▶ Directions for this task: Print every record below exactly as written.

▶ Source material:
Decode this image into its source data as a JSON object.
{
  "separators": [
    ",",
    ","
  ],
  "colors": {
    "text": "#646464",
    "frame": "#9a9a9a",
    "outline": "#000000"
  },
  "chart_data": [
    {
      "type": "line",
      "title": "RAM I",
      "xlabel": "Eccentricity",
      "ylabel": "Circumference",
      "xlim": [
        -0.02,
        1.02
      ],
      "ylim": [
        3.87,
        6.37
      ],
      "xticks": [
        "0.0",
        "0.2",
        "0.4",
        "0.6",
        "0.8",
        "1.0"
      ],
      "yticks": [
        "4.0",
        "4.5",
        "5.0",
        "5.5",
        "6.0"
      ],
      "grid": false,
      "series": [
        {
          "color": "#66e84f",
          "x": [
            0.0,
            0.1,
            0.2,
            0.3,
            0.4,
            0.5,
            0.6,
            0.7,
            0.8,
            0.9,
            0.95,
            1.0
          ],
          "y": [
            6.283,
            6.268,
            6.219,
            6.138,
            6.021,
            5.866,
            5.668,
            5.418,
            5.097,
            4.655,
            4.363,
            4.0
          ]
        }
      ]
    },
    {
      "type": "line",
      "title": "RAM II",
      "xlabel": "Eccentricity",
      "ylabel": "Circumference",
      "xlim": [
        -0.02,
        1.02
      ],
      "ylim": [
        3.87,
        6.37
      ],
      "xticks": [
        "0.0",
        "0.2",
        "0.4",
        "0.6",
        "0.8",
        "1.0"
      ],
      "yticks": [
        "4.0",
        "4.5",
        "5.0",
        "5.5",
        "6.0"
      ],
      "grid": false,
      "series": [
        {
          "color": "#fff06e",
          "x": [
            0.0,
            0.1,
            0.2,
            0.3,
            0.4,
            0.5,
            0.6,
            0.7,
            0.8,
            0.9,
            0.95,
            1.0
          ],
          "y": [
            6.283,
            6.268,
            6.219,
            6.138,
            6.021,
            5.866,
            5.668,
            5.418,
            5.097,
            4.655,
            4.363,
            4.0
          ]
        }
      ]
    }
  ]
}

▶ Result of the exercise:
Decode this image into its source data as a JSON object.
{
  "separators": [
    ",",
    ","
  ],
  "colors": {
    "text": "#646464",
    "frame": "#9a9a9a",
    "outline": "#000000"
  },
  "chart_data": [
    {
      "type": "line",
      "title": "RAM I",
      "xlabel": "Eccentricity",
      "ylabel": "Circumference",
      "xlim": [
        -0.02,
        1.02
      ],
      "ylim": [
        3.87,
        6.37
      ],
      "xticks": [
        "0.0",
        "0.2",
        "0.4",
        "0.6",
        "0.8",
        "1.0"
      ],
      "yticks": [
        "4.0",
        "4.5",
        "5.0",
        "5.5",
        "6.0"
      ],
      "grid": false,
      "series": [
        {
          "color": "#66e84f",
          "x": [
            0.0,
            0.1,
            0.2,
            0.3,
            0.4,
            0.5,
            0.6,
            0.7,
            0.8,
            0.9,
            0.95,
            1.0
          ],
          "y": [
            6.283,
            6.268,
            6.219,
            6.138,
            6.021,
            5.866,
            5.668,
            5.418,
            5.097,
            4.655,
            4.363,
            4.0
          ]
        }
      ]
    },
    {
      "type": "line",
      "title": "RAM II",
      "xlabel": "Eccentricity",
      "ylabel": "Circumference",
      "xlim": [
        -0.02,
        1.02
      ],
      "ylim": [
        3.87,
        6.37
      ],
      "xticks": [
        "0.0",
        "0.2",
        "0.4",
        "0.6",
        "0.8",
        "1.0"
      ],
      "yticks": [
        "4.0",
        "4.5",
        "5.0",
        "5.5",
        "6.0"
      ],
      "grid": false,
      "series": [
        {
          "color": "#fff06e",
          "x": [
            0.0,
            0.1,
            0.2,
            0.3,
            0.4,
            0.5,
            0.6,
            0.7,
            0.8,
            0.9,
            0.95,
            1.0
          ],
          "y": [
            6.283,
            6.268,
            6.219,
            6.138,
            6.021,
            5.866,
            5.668,
            5.418,
            5.097,
            4.655,
            4.363,
            4.0
          ]
        }
      ]
    }
  ]
}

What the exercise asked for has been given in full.